- _本文抜粋_
◆ ◆ ◆ ◆ ◆ ◆ ◆

輸入車の最新モデルが一堂に集結! JAIA輸入試乗会から試乗レポート

試乗レポート

日本自動車輸入組合(JAIA、ペーター・クロンシュナーブル理事長)は、1982年から加盟各社が取り扱う最新モデルを一堂に集めた試乗会を年に1回開催。今年も(第38回)も2月6日から8日まで、大磯プリンスホテル(神奈川県)を起点に行われた。今回は16社(23ブランド)から77台の最新モデルが集まり、自動車ジャーナリストや評論家、各種メディア編集者など延べ447人(87媒体)が参加。2回にわたり試乗レポートをお届けする。

■JC08モードで301㎞走行「フォルクスワーゲン・e-ゴルフ」

ハイブリッド車に見向きもしなかった欧州メーカーが急転、電動車の発売に傾注している。というより、将来の欧州各国の規制により〝せざるを得なくなった〟という方が正しいか…。

昨秋、日本にもフォルクスワーゲン・ゴルフのプラグインハイブリッド車「ゴルフ GTE」と、ピュア電気自動車(EV)「e-ゴルフ」が揃って上陸。ゴルフはパワーユニットの選択肢が一気に広がった。

外観は新型ゴルフとほぼ同じ。EVを示す控えめなバッジと、フロントグリルまわりのブルーの挿し色で違いがわかる程度。気になるフル充電後の航続距離は301㎞(JC08モード)。約半分と見積もっても150㎞になる。200Vの普通充電(フル充電まで6~12時間)と、チャデモ規格の急速充電(約35分で80%充電)に対応する。

◆ ◆ ◆ ◆ ◆ ◆ ◆

- _データ記録_

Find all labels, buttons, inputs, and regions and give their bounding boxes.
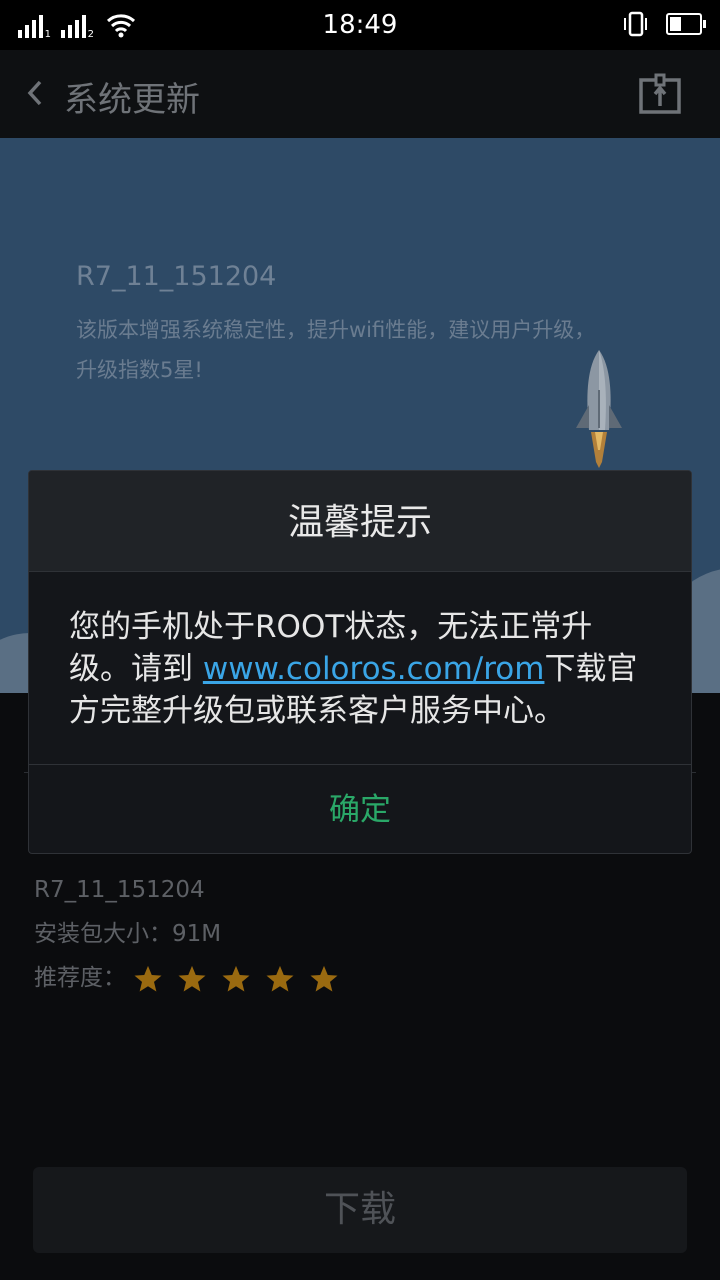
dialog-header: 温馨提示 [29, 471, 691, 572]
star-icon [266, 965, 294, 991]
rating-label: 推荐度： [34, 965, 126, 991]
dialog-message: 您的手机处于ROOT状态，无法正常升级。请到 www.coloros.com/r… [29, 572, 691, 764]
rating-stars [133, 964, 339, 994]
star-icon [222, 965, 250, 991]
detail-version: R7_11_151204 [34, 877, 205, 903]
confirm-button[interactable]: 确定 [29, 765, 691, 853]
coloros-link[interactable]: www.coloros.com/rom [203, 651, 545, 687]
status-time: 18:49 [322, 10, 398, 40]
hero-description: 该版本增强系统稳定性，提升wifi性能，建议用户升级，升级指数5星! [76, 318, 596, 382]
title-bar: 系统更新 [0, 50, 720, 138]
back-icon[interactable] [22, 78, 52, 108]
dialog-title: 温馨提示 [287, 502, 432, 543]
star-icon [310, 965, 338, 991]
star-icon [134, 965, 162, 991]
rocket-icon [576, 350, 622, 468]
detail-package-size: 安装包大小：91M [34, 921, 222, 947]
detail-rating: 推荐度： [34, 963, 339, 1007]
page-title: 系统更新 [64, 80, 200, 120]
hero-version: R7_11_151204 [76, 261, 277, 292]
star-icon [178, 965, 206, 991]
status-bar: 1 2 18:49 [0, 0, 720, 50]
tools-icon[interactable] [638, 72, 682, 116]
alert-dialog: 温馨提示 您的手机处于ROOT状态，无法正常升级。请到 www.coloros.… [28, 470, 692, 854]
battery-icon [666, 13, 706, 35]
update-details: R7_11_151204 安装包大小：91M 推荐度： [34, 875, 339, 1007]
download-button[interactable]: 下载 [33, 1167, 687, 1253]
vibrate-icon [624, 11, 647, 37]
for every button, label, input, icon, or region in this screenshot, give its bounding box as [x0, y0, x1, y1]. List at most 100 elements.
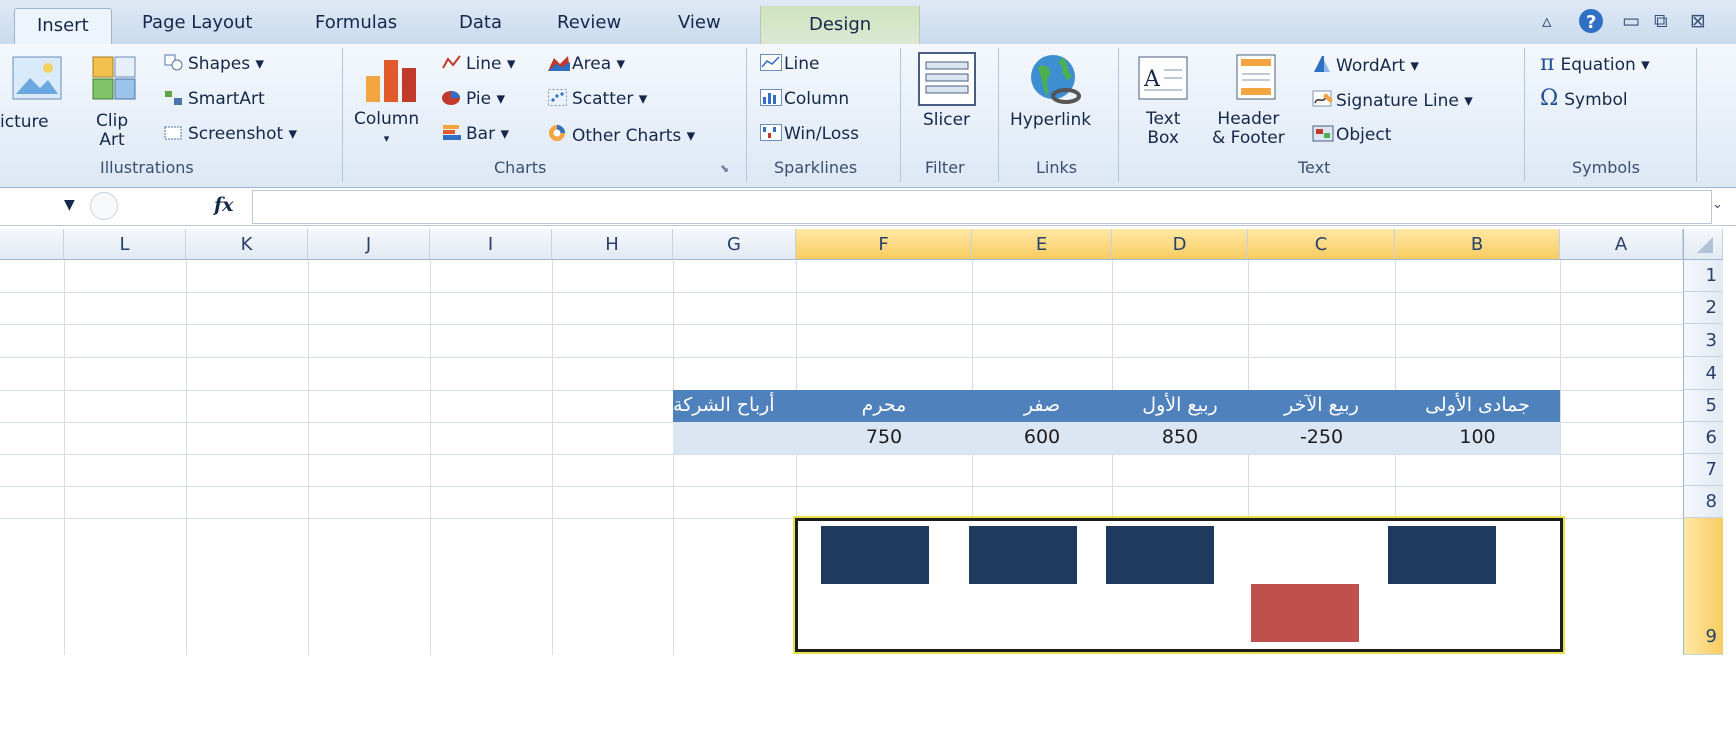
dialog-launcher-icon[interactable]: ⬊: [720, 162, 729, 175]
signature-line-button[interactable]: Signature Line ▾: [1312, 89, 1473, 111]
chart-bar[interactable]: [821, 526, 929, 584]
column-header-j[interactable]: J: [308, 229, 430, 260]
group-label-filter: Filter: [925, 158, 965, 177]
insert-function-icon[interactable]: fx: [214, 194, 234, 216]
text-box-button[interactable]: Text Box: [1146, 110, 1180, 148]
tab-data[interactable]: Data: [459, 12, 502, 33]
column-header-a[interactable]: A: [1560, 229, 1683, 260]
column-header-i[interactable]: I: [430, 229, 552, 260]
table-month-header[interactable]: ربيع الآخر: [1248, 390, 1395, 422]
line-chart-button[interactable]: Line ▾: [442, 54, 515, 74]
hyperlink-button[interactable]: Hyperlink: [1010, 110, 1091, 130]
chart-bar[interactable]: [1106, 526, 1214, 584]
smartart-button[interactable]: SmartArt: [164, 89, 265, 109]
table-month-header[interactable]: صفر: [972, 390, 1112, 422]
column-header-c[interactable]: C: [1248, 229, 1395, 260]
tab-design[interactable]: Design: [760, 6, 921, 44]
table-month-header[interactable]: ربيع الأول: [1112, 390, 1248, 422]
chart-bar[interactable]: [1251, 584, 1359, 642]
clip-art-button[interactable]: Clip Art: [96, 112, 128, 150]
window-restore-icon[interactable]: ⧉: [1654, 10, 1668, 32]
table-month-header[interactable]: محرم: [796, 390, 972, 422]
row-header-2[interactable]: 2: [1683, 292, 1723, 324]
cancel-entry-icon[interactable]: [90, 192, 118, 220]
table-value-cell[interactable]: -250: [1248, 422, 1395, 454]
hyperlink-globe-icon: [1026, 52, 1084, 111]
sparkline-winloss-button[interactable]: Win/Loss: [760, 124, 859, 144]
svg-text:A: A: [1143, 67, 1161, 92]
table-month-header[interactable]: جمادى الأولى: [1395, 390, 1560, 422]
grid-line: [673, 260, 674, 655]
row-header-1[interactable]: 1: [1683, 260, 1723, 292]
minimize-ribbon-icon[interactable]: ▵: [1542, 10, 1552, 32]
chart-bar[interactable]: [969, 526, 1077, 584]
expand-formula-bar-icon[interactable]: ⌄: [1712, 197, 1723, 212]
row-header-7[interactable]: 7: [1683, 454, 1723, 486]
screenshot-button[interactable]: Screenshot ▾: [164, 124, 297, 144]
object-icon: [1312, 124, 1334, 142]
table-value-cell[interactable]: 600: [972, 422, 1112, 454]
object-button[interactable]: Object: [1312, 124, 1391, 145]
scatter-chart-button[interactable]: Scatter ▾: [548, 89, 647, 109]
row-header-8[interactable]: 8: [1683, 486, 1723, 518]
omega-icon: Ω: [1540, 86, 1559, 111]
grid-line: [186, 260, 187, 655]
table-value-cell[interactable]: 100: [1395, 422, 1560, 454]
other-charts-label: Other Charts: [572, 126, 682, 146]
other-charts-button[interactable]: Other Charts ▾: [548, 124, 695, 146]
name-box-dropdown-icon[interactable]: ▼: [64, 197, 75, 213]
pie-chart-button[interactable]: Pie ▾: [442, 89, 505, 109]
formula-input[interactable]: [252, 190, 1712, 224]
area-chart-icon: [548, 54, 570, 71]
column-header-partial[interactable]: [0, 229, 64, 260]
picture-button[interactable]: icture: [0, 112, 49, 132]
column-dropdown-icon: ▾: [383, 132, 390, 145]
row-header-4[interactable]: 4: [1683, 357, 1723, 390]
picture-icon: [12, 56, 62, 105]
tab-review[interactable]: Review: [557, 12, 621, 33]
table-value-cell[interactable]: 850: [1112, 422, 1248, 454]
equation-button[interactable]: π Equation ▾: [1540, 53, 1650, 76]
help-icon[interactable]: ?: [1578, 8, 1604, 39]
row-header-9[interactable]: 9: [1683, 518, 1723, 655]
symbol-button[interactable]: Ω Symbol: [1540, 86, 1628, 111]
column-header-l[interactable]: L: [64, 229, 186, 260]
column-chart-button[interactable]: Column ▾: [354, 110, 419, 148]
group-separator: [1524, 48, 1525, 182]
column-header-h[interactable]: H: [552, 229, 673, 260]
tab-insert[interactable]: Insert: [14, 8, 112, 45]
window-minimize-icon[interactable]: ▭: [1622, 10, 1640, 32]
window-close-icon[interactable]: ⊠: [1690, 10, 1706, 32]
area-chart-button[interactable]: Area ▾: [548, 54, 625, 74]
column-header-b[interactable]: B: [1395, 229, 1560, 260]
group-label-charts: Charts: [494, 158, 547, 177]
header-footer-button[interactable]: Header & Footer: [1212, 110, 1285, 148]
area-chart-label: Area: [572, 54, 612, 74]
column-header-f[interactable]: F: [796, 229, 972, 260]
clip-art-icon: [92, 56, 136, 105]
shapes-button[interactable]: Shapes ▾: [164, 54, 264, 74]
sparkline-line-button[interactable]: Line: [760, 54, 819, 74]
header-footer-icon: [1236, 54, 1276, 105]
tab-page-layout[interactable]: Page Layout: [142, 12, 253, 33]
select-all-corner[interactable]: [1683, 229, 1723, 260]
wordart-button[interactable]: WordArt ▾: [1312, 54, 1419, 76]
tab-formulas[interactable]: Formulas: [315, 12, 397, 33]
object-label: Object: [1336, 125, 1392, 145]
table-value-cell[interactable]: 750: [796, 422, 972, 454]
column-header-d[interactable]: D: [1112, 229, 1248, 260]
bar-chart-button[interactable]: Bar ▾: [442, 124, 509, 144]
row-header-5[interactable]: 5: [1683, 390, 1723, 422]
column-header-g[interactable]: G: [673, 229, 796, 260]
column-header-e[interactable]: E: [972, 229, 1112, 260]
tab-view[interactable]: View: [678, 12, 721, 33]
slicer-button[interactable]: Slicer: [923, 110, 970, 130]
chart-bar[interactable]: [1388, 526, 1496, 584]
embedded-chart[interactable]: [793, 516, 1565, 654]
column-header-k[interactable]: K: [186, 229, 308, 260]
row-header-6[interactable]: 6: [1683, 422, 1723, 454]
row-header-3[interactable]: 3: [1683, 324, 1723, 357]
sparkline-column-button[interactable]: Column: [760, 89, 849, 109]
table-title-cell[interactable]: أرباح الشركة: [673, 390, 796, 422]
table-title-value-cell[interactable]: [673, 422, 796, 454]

◆ ◆ ◆ ◆ ◆ ◆ ◆

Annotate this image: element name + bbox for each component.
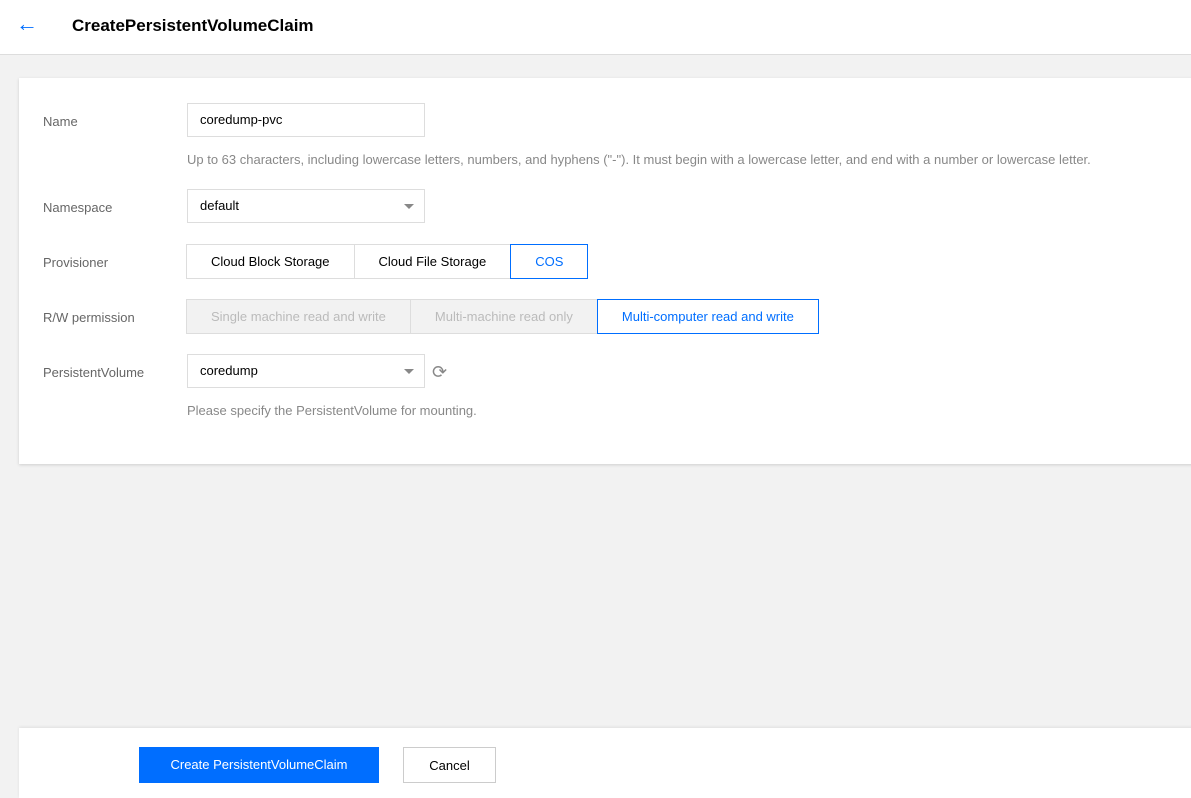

◆ ◆ ◆ ◆ ◆ ◆ ◆

- _取り組む課題_
A: 試乗会の記事について、次の問いに答えなさい。
(i) 今回の試乗会には、何社から何台の最新モデルが集まったか。
(ii) 「e-ゴルフ」のフル充電後の航続距離は、JC08モードで何kmか。
(iii) チャデモ規格の急速充電では、約何分で何%まで充電できるか。
B: エントリーのうち、「Find all labels, buttons, inputs, and」を含む行から「vibrate-icon [624, 11, 647, 37]」を含む行までを、両端の行も含めてそのまま書き写しなさい。画像は除くこと。
エントリーは試乗会の記事とは関係がない。

- _課題の解答_
A:
(i) 16社(23ブランド)から77台
(ii) 301km
(iii) 約35分で80%

B:
Find all labels, buttons, inputs, and regions and give their bounding boxes.
dialog-header: 温馨提示 [29, 471, 691, 572]
star-icon [266, 965, 294, 991]
rating-label: 推荐度： [34, 965, 126, 991]
dialog-message: 您的手机处于ROOT状态，无法正常升级。请到 www.coloros.com/r… [29, 572, 691, 764]
rating-stars [133, 964, 339, 994]
star-icon [222, 965, 250, 991]
detail-version: R7_11_151204 [34, 877, 205, 903]
confirm-button[interactable]: 确定 [29, 765, 691, 853]
coloros-link[interactable]: www.coloros.com/rom [203, 651, 545, 687]
status-time: 18:49 [322, 10, 398, 40]
hero-description: 该版本增强系统稳定性，提升wifi性能，建议用户升级，升级指数5星! [76, 318, 596, 382]
title-bar: 系统更新 [0, 50, 720, 138]
back-icon[interactable] [22, 78, 52, 108]
dialog-title: 温馨提示 [287, 502, 432, 543]
star-icon [310, 965, 338, 991]
star-icon [134, 965, 162, 991]
rocket-icon [576, 350, 622, 468]
detail-package-size: 安装包大小：91M [34, 921, 222, 947]
detail-rating: 推荐度： [34, 963, 339, 1007]
page-title: 系统更新 [64, 80, 200, 120]
hero-version: R7_11_151204 [76, 261, 277, 292]
star-icon [178, 965, 206, 991]
status-bar: 1 2 18:49 [0, 0, 720, 50]
tools-icon[interactable] [638, 72, 682, 116]
alert-dialog: 温馨提示 您的手机处于ROOT状态，无法正常升级。请到 www.coloros.… [28, 470, 692, 854]
battery-icon [666, 13, 706, 35]
update-details: R7_11_151204 安装包大小：91M 推荐度： [34, 875, 339, 1007]
download-button[interactable]: 下载 [33, 1167, 687, 1253]
vibrate-icon [624, 11, 647, 37]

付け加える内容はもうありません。